Copy each line exactly. Leave nothing out.

» RECORDS FOR PROCESSING:
— begin —
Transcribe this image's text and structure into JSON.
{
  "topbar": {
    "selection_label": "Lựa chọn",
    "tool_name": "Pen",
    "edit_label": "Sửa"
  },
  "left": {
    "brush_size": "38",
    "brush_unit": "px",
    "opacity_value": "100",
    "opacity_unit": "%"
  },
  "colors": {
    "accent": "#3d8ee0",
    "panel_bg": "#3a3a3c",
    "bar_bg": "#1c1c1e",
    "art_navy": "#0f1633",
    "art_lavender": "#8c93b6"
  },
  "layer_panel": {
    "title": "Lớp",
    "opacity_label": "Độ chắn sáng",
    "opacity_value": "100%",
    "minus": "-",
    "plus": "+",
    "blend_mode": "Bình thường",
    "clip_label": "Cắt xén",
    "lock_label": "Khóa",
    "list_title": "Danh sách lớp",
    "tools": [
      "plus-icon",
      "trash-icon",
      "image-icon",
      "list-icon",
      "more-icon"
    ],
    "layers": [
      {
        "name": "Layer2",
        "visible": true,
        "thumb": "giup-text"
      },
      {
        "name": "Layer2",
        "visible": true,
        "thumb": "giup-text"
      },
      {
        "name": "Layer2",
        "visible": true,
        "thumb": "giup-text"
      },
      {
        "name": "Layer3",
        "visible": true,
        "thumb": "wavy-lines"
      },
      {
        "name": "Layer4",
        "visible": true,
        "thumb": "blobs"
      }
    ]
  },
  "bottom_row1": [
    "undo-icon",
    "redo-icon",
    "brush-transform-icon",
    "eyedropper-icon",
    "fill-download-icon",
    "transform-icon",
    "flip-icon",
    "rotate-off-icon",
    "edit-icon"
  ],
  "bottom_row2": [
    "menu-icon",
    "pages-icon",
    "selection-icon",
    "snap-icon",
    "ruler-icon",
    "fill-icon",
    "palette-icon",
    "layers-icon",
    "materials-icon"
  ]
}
— end —
» RESULT OF THIS EXERCISE:
Transcribe this image's text and structure into JSON.
{
  "topbar": {
    "selection_label": "Lựa chọn",
    "tool_name": "Pen",
    "edit_label": "Sửa"
  },
  "left": {
    "brush_size": "38",
    "brush_unit": "px",
    "opacity_value": "100",
    "opacity_unit": "%"
  },
  "colors": {
    "accent": "#3d8ee0",
    "panel_bg": "#3a3a3c",
    "bar_bg": "#1c1c1e",
    "art_navy": "#0f1633",
    "art_lavender": "#8c93b6"
  },
  "layer_panel": {
    "title": "Lớp",
    "opacity_label": "Độ chắn sáng",
    "opacity_value": "100%",
    "minus": "-",
    "plus": "+",
    "blend_mode": "Bình thường",
    "clip_label": "Cắt xén",
    "lock_label": "Khóa",
    "list_title": "Danh sách lớp",
    "tools": [
      "plus-icon",
      "trash-icon",
      "image-icon",
      "list-icon",
      "more-icon"
    ],
    "layers": [
      {
        "name": "Layer2",
        "visible": true,
        "thumb": "giup-text"
      },
      {
        "name": "Layer2",
        "visible": true,
        "thumb": "giup-text"
      },
      {
        "name": "Layer2",
        "visible": true,
        "thumb": "giup-text"
      },
      {
        "name": "Layer3",
        "visible": true,
        "thumb": "wavy-lines"
      },
      {
        "name": "Layer4",
        "visible": true,
        "thumb": "blobs"
      }
    ]
  },
  "bottom_row1": [
    "undo-icon",
    "redo-icon",
    "brush-transform-icon",
    "eyedropper-icon",
    "fill-download-icon",
    "transform-icon",
    "flip-icon",
    "rotate-off-icon",
    "edit-icon"
  ],
  "bottom_row2": [
    "menu-icon",
    "pages-icon",
    "selection-icon",
    "snap-icon",
    "ruler-icon",
    "fill-icon",
    "palette-icon",
    "layers-icon",
    "materials-icon"
  ]
}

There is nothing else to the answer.